▶ **SOURCE PASSAGE**
::::

On one hand, we must be prepared to respond to a real, or usually just perceived, emergency. We must be able to speak intelligently (and intelligibly), think rationally, and perform fine motor tasks accurately after being aroused from any REM or non-REM state. On the other hand, we will be expected to show up at the office the next morning apparently well rested and prepared to make a few dozen clinical decisions in a thoughtful and compassionate manner. Can you do it? How do you do it?

I recently met with two physicians whom I hadn't seen in a while. Whenever aging physicians get together, the conversation eventually touches on the burden of taking call. One said he really could never sleep when he was on call, and the other said that he sleeps very poorly when it is his night in the barrel.

Strategies for a Good Night's Sleep

These revelations surprised me a bit coming from two physicians with a combined experience of nearly 60 years. I often hear from my partners who are 25 years younger that they can't sleep when they are on call. I try to reassure them that, as they did for me, things will get better, and they will learn or assimilate strategies that will allow them to get enough restorative sleep on the nights when they have drawn the short straw.

::::

▶ **ASSIGNMENT**
Rewrite the on-call sleep passage from "I recently met" to "in the barrel.", putting "veteran physicians" in place of "aging physicians".

▶ **Dataset entries**

::::

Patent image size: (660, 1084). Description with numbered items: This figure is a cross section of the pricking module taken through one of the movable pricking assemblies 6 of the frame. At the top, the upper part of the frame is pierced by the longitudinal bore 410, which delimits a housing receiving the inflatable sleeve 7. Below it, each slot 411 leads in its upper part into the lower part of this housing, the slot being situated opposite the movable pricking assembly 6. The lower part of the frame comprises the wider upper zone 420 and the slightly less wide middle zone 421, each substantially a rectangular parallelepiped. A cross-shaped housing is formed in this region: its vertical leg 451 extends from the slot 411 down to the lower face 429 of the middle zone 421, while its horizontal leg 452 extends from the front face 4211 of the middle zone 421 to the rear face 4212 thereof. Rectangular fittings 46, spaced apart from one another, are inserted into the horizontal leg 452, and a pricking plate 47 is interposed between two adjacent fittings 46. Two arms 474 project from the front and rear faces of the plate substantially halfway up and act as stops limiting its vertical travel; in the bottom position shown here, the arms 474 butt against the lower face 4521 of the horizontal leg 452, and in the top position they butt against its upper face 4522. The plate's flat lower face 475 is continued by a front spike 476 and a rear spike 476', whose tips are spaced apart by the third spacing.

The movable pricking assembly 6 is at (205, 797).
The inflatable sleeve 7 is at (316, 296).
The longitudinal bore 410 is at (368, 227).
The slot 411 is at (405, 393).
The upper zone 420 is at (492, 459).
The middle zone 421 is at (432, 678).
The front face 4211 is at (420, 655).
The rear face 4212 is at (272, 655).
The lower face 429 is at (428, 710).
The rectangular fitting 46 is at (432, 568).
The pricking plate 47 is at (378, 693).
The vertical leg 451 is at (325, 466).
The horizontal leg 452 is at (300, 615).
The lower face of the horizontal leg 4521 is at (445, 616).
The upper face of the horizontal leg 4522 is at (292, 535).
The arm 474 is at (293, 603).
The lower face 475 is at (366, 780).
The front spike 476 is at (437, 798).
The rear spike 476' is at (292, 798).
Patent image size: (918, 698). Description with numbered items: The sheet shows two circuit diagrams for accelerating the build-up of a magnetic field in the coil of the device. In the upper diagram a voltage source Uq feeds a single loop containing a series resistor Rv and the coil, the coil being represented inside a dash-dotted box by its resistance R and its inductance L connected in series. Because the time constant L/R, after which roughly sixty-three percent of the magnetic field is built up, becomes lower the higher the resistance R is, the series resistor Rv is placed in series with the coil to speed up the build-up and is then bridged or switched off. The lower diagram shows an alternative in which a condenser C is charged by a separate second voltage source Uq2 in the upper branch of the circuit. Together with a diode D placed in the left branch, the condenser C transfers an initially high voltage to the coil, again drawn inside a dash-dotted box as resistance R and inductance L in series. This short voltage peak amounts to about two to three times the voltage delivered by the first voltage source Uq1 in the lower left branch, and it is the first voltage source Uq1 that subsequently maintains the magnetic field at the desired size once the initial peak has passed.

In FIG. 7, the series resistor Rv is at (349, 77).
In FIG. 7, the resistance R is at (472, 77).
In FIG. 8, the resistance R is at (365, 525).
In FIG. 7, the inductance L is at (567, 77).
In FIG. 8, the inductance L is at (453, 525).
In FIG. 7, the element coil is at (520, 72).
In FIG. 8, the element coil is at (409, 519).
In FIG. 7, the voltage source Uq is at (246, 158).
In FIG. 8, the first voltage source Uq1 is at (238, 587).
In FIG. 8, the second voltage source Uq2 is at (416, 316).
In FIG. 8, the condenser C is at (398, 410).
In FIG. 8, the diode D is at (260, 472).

::::

▶ **FINISHED TASK**
I recently met with two physicians whom I hadn't seen in a while. Whenever veteran physicians get together, the conversation eventually touches on the burden of taking call. One said he really could never sleep when he was on call, and the other said that he sleeps very poorly when it is his night in the barrel.